[TASK TO CARRY OUT]: Search the data for the word "设计和修正实验方案" and copy every line that contains it.

[PROVIDED DATA]:

--*--

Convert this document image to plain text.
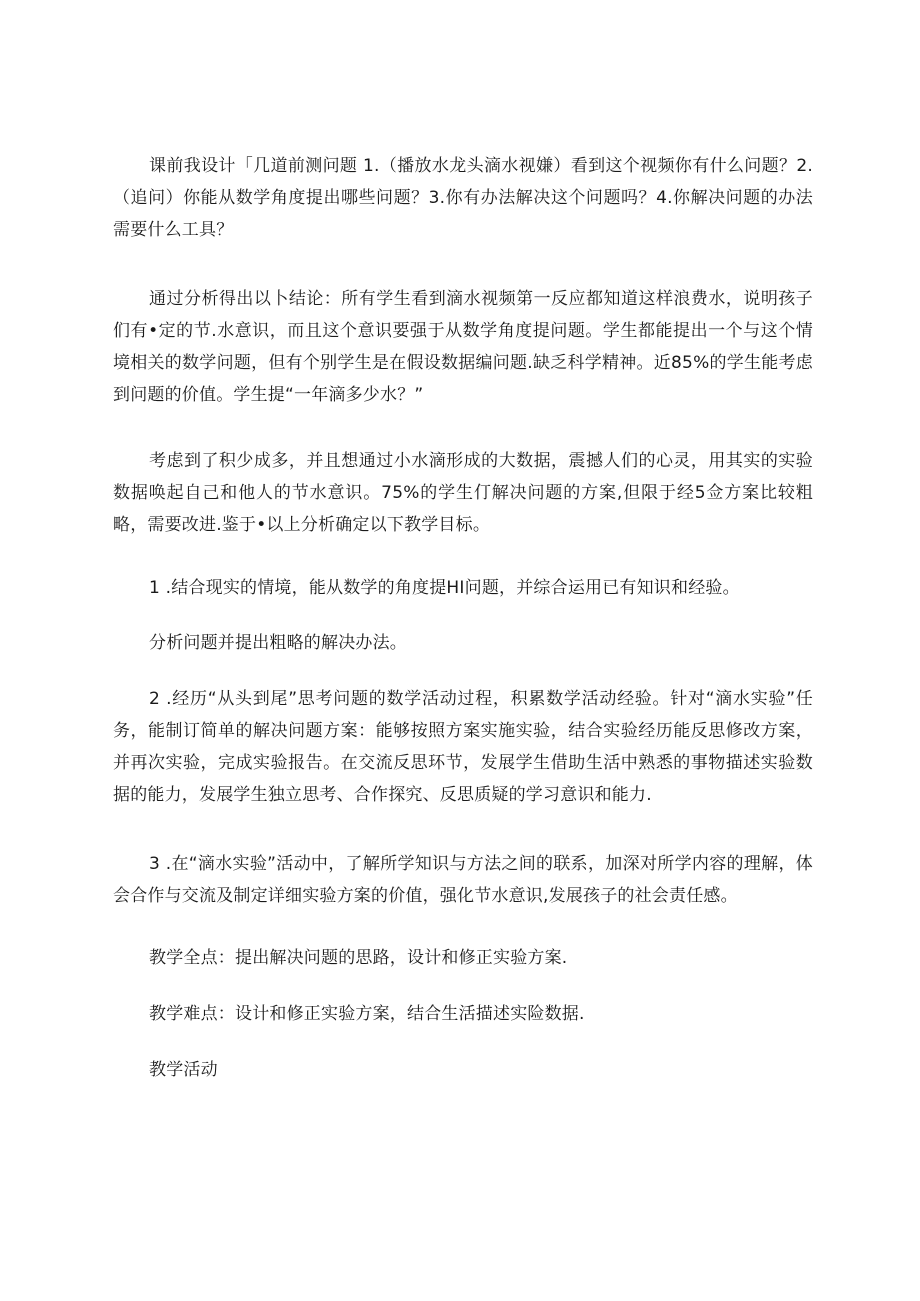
课前我设计「几道前测问题 1.（播放水龙头滴水视嫌）看到这个视频你有什么问题？2.（追问）你能从数学角度提出哪些问题？3.你有办法解决这个问题吗？4.你解决问题的办法需要什么工具？

通过分析得出以卜结论：所有学生看到滴水视频第一反应都知道这样浪费水，说明孩子们有•定的节.水意识，而且这个意识要强于从数学角度提问题。学生都能提出一个与这个情境相关的数学问题，但有个别学生是在假设数据编问题.缺乏科学精神。近85%的学生能考虑到问题的价值。学生提“一年滴多少水？”

考虑到了积少成多，并且想通过小水滴形成的大数据，震撼人们的心灵，用其实的实验数据唤起自己和他人的节水意识。75%的学生仃解决问题的方案,但限于经5佥方案比较粗略，需要改进.鉴于•以上分析确定以下教学目标。

1 .结合现实的情境，能从数学的角度提HI问题，并综合运用已有知识和经验。

分析问题并提出粗略的解决办法。

2 .经历“从头到尾”思考问题的数学活动过程，积累数学活动经验。针对“滴水实验”任务，能制订简单的解决问题方案：能够按照方案实施实验，结合实验经历能反思修改方案，并再次实验，完成实验报告。在交流反思环节，发展学生借助生活中熟悉的事物描述实验数据的能力，发展学生独立思考、合作探究、反思质疑的学习意识和能力.

3 .在“滴水实验”活动中，了解所学知识与方法之间的联系，加深对所学内容的理解，体会合作与交流及制定详细实验方案的价值，强化节水意识,发展孩子的社会责任感。

教学全点：提出解决问题的思路，设计和修正实验方案.

教学难点：设计和修正实验方案，结合生活描述实险数据.

教学活动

--*--

[FINISHED ANSWER]:
教学全点：提出解决问题的思路，设计和修正实验方案.
教学难点：设计和修正实验方案，结合生活描述实险数据.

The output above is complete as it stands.